**Excerpted records**
★ ★ ★ ★
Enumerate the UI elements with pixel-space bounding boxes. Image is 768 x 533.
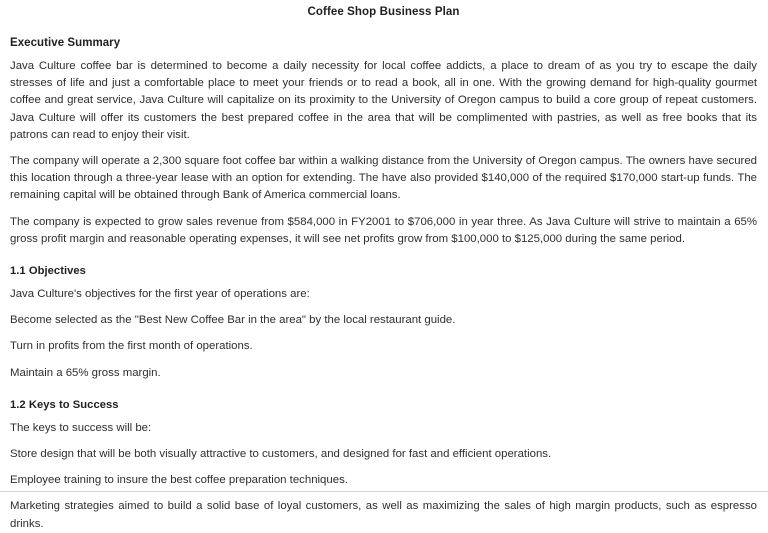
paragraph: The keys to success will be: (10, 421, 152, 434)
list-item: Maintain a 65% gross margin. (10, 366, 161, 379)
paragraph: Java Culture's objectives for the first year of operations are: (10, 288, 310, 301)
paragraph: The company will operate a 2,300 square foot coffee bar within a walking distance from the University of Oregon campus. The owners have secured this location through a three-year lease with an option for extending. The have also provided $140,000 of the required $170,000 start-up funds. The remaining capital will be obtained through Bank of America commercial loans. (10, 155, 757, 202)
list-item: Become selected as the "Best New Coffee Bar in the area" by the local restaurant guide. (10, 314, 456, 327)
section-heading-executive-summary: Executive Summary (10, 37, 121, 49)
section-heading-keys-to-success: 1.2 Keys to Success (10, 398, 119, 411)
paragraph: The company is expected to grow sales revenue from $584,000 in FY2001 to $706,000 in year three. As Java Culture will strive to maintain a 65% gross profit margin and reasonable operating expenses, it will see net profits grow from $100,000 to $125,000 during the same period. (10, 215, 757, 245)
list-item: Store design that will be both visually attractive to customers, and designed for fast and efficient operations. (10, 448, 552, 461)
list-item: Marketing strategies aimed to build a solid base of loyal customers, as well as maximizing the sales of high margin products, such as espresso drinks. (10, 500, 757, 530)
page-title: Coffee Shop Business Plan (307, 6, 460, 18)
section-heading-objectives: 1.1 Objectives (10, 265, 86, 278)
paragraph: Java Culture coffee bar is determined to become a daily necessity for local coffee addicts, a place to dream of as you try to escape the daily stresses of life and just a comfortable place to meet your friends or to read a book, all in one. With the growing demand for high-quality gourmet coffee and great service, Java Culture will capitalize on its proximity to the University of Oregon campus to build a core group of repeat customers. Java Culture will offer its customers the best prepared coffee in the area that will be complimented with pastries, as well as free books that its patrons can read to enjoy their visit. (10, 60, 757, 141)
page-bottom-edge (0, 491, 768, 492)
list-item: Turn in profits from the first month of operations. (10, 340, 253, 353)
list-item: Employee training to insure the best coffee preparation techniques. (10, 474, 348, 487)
★ ★ ★ ★
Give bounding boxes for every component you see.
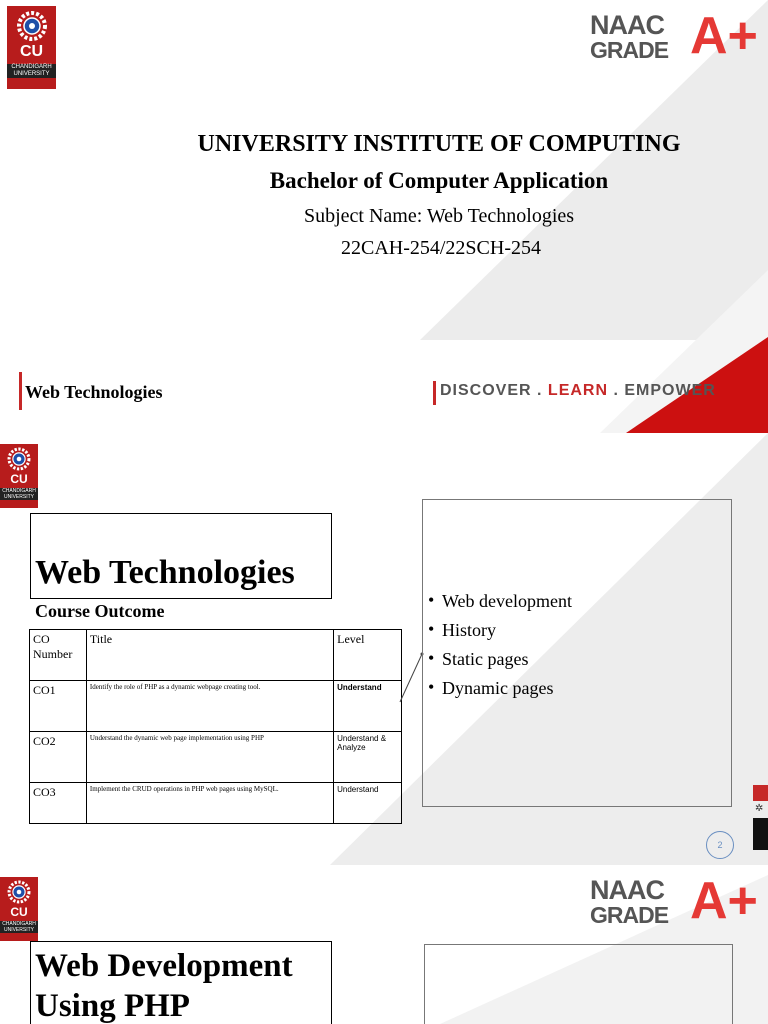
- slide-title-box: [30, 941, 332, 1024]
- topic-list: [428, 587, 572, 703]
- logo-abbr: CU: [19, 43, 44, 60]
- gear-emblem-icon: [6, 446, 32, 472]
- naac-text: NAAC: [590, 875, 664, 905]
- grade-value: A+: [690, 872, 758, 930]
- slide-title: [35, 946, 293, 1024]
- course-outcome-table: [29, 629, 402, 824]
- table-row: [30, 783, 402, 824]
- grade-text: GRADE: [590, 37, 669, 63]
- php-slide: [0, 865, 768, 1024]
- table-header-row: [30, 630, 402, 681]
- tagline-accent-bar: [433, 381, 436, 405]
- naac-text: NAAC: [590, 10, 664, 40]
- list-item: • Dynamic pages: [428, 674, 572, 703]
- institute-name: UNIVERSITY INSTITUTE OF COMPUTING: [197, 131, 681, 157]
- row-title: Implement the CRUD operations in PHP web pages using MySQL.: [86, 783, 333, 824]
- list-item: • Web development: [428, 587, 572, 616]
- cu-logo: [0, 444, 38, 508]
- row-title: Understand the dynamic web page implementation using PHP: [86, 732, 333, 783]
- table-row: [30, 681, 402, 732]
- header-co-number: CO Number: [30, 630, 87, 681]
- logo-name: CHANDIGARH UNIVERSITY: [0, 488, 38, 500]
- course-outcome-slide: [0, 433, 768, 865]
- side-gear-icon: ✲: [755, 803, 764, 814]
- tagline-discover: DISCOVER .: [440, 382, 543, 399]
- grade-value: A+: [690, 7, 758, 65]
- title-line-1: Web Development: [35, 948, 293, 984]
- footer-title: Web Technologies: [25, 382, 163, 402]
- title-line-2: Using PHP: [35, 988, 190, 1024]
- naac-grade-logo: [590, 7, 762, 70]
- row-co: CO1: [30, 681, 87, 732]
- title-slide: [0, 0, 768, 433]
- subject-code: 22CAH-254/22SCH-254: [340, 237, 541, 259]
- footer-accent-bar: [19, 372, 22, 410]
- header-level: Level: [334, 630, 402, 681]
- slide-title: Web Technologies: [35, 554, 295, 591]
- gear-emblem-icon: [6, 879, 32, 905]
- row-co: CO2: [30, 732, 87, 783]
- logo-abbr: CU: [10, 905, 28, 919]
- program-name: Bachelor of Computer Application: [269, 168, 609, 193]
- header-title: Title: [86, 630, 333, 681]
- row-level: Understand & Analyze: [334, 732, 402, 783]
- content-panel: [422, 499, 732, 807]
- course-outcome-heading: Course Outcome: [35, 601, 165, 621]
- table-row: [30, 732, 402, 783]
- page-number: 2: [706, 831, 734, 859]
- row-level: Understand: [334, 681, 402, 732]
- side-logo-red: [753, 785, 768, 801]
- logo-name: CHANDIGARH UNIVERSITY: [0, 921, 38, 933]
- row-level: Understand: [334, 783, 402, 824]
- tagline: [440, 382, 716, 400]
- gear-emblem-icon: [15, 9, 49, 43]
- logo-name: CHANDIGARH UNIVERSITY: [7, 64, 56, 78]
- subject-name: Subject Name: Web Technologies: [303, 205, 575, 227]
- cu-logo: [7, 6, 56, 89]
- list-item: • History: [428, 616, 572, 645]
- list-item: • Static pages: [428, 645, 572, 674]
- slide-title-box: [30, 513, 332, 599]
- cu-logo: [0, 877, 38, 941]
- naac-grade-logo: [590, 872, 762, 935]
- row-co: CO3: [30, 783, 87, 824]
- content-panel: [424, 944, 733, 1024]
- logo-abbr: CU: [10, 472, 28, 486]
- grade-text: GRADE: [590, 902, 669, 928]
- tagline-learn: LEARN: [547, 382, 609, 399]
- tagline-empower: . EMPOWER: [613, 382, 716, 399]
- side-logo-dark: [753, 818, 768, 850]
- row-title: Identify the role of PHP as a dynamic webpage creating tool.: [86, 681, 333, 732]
★ ★ ★ ★
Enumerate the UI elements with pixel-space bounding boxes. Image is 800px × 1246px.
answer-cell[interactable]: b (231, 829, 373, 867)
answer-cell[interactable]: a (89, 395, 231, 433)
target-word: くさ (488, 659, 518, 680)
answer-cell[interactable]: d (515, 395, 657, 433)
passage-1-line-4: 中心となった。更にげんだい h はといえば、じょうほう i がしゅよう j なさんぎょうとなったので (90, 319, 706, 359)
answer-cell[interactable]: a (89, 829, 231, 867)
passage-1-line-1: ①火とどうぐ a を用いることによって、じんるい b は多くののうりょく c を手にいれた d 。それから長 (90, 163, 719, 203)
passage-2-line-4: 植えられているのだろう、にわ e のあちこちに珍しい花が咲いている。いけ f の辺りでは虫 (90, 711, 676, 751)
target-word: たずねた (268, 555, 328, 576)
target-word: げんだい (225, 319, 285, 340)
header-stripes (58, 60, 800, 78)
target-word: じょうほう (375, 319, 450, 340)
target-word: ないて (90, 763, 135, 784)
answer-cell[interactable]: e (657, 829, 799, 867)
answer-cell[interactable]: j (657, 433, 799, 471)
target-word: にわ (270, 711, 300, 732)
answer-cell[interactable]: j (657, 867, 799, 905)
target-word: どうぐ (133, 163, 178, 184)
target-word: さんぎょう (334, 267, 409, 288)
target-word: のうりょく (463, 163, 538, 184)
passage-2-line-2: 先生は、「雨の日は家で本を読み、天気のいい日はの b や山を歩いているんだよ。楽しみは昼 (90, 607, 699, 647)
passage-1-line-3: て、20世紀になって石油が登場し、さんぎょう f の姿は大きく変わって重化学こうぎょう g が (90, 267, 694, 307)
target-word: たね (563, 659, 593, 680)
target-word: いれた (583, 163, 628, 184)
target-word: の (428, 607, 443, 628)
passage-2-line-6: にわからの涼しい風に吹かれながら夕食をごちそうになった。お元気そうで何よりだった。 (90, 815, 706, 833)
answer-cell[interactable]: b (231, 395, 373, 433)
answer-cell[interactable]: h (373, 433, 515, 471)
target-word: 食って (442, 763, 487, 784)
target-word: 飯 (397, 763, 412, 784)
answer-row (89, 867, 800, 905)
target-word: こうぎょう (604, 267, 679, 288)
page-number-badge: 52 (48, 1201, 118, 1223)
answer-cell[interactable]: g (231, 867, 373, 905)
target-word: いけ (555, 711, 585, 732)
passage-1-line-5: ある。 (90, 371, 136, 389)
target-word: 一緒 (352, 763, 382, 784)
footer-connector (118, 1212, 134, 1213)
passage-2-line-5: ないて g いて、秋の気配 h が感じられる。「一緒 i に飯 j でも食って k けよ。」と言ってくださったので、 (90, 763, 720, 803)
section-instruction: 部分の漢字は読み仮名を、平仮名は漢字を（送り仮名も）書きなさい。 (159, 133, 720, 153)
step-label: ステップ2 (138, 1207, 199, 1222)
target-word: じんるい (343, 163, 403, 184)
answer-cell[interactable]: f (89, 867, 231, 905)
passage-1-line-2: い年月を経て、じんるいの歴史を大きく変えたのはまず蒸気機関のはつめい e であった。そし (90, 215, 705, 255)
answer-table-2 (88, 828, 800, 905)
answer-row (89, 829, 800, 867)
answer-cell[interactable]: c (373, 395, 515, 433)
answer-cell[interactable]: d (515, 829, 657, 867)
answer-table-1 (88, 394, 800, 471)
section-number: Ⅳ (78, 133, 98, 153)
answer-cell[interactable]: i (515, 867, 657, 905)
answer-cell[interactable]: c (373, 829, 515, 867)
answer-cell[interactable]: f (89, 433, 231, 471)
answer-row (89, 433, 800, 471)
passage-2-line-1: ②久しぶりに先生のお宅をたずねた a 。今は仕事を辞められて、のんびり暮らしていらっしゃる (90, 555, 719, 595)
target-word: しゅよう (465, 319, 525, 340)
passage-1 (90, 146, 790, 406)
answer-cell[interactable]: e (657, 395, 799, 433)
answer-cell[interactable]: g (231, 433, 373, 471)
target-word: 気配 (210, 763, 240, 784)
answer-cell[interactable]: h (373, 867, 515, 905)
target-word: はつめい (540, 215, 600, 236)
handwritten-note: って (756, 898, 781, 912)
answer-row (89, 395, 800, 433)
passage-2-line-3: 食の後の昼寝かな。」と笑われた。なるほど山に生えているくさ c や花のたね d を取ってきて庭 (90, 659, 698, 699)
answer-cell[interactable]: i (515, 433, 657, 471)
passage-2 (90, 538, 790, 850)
★ ★ ★ ★
**Objective**
Lay out the items as a Markdown table with the columns Row and Entry, beginning at the line that has "- slide-title-box: [30, 941, 332, 1024]" and stopping after the line that has "- slide-title: [35, 946, 293, 1024]". Number each line in Row, put the line itself in Entry, and leave out any blank lines.

**Finished task**
| Row | Entry |
|---|---|
| 1 | - slide-title-box: [30, 941, 332, 1024] |
| 2 | - topic-list: [428, 587, 572, 703] |
| 3 | - logo-abbr: CU: [19, 43, 44, 60] |
| 4 | - gear-emblem-icon: [6, 446, 32, 472] |
| 5 | - naac-text: NAAC: [590, 875, 664, 905] |
| 6 | - grade-value: A+: [690, 872, 758, 930] |
| 7 | - slide-title: [35, 946, 293, 1024] |